EXERCISE INSTRUCTIONS: Exactly reproduce the entries, dropping any pictures from your copy.
------------------------
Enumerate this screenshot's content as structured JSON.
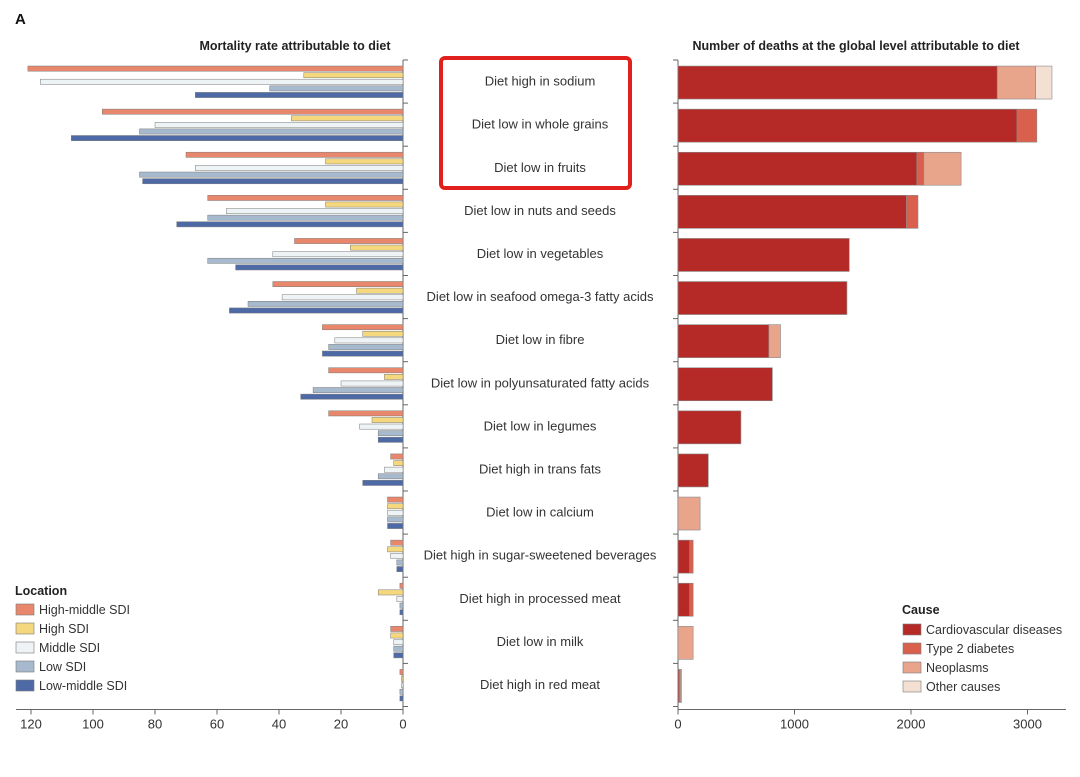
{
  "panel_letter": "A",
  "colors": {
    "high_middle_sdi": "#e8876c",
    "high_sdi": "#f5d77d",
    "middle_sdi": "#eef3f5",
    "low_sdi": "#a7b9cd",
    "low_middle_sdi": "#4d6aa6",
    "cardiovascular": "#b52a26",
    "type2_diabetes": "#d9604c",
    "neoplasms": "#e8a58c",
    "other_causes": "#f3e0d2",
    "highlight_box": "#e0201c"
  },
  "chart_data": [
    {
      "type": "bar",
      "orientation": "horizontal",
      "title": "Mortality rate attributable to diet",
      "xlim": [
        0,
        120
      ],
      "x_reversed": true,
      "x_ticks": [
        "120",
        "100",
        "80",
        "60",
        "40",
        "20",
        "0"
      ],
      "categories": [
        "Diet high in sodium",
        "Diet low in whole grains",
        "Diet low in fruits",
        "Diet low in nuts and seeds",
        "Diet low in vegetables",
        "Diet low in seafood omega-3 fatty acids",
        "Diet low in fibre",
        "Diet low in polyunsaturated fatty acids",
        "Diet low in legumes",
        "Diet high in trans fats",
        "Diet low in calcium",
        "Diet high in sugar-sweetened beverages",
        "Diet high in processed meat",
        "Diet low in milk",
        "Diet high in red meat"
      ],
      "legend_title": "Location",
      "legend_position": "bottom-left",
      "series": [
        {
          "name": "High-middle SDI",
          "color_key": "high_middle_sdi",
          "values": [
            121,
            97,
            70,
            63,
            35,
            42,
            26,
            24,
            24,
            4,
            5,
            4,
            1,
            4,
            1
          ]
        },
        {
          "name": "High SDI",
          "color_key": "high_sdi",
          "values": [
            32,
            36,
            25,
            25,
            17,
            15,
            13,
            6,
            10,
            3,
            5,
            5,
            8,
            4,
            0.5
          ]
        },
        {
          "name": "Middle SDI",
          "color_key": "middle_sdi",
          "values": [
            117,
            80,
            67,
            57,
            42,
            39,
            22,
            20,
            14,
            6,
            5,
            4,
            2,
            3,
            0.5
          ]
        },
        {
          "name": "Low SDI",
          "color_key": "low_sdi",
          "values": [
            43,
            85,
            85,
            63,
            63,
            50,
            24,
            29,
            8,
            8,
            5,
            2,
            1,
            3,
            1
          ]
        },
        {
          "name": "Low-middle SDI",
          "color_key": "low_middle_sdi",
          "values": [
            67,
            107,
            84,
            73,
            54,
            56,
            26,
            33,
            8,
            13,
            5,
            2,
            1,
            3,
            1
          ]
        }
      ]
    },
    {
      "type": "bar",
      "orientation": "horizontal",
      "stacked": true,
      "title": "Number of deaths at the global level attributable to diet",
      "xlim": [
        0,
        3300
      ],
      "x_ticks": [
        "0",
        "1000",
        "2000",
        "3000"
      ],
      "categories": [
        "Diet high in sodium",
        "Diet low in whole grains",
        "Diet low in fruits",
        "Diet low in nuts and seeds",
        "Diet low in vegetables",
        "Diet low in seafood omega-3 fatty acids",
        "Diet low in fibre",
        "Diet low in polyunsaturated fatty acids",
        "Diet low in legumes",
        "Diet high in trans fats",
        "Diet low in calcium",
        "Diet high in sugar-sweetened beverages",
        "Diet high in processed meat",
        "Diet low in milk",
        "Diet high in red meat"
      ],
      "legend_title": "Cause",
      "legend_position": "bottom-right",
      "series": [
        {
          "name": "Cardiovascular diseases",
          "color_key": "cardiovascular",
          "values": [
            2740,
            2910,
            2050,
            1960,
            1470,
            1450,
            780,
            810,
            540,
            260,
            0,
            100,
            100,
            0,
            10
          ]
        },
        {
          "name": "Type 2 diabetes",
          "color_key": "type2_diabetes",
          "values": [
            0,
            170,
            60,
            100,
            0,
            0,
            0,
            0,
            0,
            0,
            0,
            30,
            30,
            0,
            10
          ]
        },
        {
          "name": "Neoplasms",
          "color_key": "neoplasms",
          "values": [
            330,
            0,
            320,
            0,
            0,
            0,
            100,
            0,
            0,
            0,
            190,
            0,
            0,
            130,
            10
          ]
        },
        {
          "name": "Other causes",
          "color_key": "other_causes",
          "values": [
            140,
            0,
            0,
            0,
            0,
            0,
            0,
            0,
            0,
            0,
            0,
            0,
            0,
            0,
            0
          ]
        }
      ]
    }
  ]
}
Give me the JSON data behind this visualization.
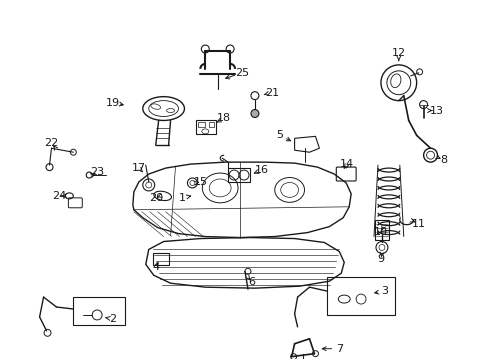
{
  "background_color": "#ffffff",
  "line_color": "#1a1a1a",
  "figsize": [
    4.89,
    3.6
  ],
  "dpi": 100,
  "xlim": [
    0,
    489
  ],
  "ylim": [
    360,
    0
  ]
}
------------------------
THE ANSWER:
Enumerate this screenshot's content as structured JSON.
{
  "panel_letter": "A",
  "colors": {
    "high_middle_sdi": "#e8876c",
    "high_sdi": "#f5d77d",
    "middle_sdi": "#eef3f5",
    "low_sdi": "#a7b9cd",
    "low_middle_sdi": "#4d6aa6",
    "cardiovascular": "#b52a26",
    "type2_diabetes": "#d9604c",
    "neoplasms": "#e8a58c",
    "other_causes": "#f3e0d2",
    "highlight_box": "#e0201c"
  },
  "chart_data": [
    {
      "type": "bar",
      "orientation": "horizontal",
      "title": "Mortality rate attributable to diet",
      "xlim": [
        0,
        120
      ],
      "x_reversed": true,
      "x_ticks": [
        "120",
        "100",
        "80",
        "60",
        "40",
        "20",
        "0"
      ],
      "categories": [
        "Diet high in sodium",
        "Diet low in whole grains",
        "Diet low in fruits",
        "Diet low in nuts and seeds",
        "Diet low in vegetables",
        "Diet low in seafood omega-3 fatty acids",
        "Diet low in fibre",
        "Diet low in polyunsaturated fatty acids",
        "Diet low in legumes",
        "Diet high in trans fats",
        "Diet low in calcium",
        "Diet high in sugar-sweetened beverages",
        "Diet high in processed meat",
        "Diet low in milk",
        "Diet high in red meat"
      ],
      "legend_title": "Location",
      "legend_position": "bottom-left",
      "series": [
        {
          "name": "High-middle SDI",
          "color_key": "high_middle_sdi",
          "values": [
            121,
            97,
            70,
            63,
            35,
            42,
            26,
            24,
            24,
            4,
            5,
            4,
            1,
            4,
            1
          ]
        },
        {
          "name": "High SDI",
          "color_key": "high_sdi",
          "values": [
            32,
            36,
            25,
            25,
            17,
            15,
            13,
            6,
            10,
            3,
            5,
            5,
            8,
            4,
            0.5
          ]
        },
        {
          "name": "Middle SDI",
          "color_key": "middle_sdi",
          "values": [
            117,
            80,
            67,
            57,
            42,
            39,
            22,
            20,
            14,
            6,
            5,
            4,
            2,
            3,
            0.5
          ]
        },
        {
          "name": "Low SDI",
          "color_key": "low_sdi",
          "values": [
            43,
            85,
            85,
            63,
            63,
            50,
            24,
            29,
            8,
            8,
            5,
            2,
            1,
            3,
            1
          ]
        },
        {
          "name": "Low-middle SDI",
          "color_key": "low_middle_sdi",
          "values": [
            67,
            107,
            84,
            73,
            54,
            56,
            26,
            33,
            8,
            13,
            5,
            2,
            1,
            3,
            1
          ]
        }
      ]
    },
    {
      "type": "bar",
      "orientation": "horizontal",
      "stacked": true,
      "title": "Number of deaths at the global level attributable to diet",
      "xlim": [
        0,
        3300
      ],
      "x_ticks": [
        "0",
        "1000",
        "2000",
        "3000"
      ],
      "categories": [
        "Diet high in sodium",
        "Diet low in whole grains",
        "Diet low in fruits",
        "Diet low in nuts and seeds",
        "Diet low in vegetables",
        "Diet low in seafood omega-3 fatty acids",
        "Diet low in fibre",
        "Diet low in polyunsaturated fatty acids",
        "Diet low in legumes",
        "Diet high in trans fats",
        "Diet low in calcium",
        "Diet high in sugar-sweetened beverages",
        "Diet high in processed meat",
        "Diet low in milk",
        "Diet high in red meat"
      ],
      "legend_title": "Cause",
      "legend_position": "bottom-right",
      "series": [
        {
          "name": "Cardiovascular diseases",
          "color_key": "cardiovascular",
          "values": [
            2740,
            2910,
            2050,
            1960,
            1470,
            1450,
            780,
            810,
            540,
            260,
            0,
            100,
            100,
            0,
            10
          ]
        },
        {
          "name": "Type 2 diabetes",
          "color_key": "type2_diabetes",
          "values": [
            0,
            170,
            60,
            100,
            0,
            0,
            0,
            0,
            0,
            0,
            0,
            30,
            30,
            0,
            10
          ]
        },
        {
          "name": "Neoplasms",
          "color_key": "neoplasms",
          "values": [
            330,
            0,
            320,
            0,
            0,
            0,
            100,
            0,
            0,
            0,
            190,
            0,
            0,
            130,
            10
          ]
        },
        {
          "name": "Other causes",
          "color_key": "other_causes",
          "values": [
            140,
            0,
            0,
            0,
            0,
            0,
            0,
            0,
            0,
            0,
            0,
            0,
            0,
            0,
            0
          ]
        }
      ]
    }
  ]
}
Give me the JSON data behind this visualization.
{
  "background_color": "#ffffff",
  "line_color": "#1a1a1a",
  "figsize": [
    4.89,
    3.6
  ],
  "dpi": 100,
  "xlim": [
    0,
    489
  ],
  "ylim": [
    360,
    0
  ]
}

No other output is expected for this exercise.